§ Dataset excerpts

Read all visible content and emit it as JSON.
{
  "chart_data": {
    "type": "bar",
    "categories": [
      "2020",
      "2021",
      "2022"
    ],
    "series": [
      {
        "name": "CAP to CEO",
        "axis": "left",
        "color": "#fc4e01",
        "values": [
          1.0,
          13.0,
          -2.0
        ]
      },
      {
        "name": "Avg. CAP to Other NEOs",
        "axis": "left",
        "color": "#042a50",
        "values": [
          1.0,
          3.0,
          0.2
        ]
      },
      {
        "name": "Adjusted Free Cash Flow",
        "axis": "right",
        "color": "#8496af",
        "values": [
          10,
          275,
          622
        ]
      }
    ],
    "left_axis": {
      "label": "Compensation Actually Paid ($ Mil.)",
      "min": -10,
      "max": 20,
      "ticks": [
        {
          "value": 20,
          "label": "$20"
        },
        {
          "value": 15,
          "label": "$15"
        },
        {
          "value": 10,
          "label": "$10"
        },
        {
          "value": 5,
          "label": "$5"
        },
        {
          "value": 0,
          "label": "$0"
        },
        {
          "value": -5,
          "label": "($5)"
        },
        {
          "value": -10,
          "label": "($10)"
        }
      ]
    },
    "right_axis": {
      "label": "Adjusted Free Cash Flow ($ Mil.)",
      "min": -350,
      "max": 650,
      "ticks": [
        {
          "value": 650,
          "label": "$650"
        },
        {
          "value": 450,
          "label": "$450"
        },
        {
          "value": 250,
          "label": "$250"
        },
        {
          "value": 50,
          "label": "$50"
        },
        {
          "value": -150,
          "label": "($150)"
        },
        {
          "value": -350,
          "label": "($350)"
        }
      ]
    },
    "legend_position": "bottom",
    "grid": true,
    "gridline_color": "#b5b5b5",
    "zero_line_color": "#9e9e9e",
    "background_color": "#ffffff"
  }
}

§ What you will do
Extract all of the data above and output it character for character.

§ Written reply
Read all visible content and emit it as JSON.
{
  "chart_data": {
    "type": "bar",
    "categories": [
      "2020",
      "2021",
      "2022"
    ],
    "series": [
      {
        "name": "CAP to CEO",
        "axis": "left",
        "color": "#fc4e01",
        "values": [
          1.0,
          13.0,
          -2.0
        ]
      },
      {
        "name": "Avg. CAP to Other NEOs",
        "axis": "left",
        "color": "#042a50",
        "values": [
          1.0,
          3.0,
          0.2
        ]
      },
      {
        "name": "Adjusted Free Cash Flow",
        "axis": "right",
        "color": "#8496af",
        "values": [
          10,
          275,
          622
        ]
      }
    ],
    "left_axis": {
      "label": "Compensation Actually Paid ($ Mil.)",
      "min": -10,
      "max": 20,
      "ticks": [
        {
          "value": 20,
          "label": "$20"
        },
        {
          "value": 15,
          "label": "$15"
        },
        {
          "value": 10,
          "label": "$10"
        },
        {
          "value": 5,
          "label": "$5"
        },
        {
          "value": 0,
          "label": "$0"
        },
        {
          "value": -5,
          "label": "($5)"
        },
        {
          "value": -10,
          "label": "($10)"
        }
      ]
    },
    "right_axis": {
      "label": "Adjusted Free Cash Flow ($ Mil.)",
      "min": -350,
      "max": 650,
      "ticks": [
        {
          "value": 650,
          "label": "$650"
        },
        {
          "value": 450,
          "label": "$450"
        },
        {
          "value": 250,
          "label": "$250"
        },
        {
          "value": 50,
          "label": "$50"
        },
        {
          "value": -150,
          "label": "($150)"
        },
        {
          "value": -350,
          "label": "($350)"
        }
      ]
    },
    "legend_position": "bottom",
    "grid": true,
    "gridline_color": "#b5b5b5",
    "zero_line_color": "#9e9e9e",
    "background_color": "#ffffff"
  }
}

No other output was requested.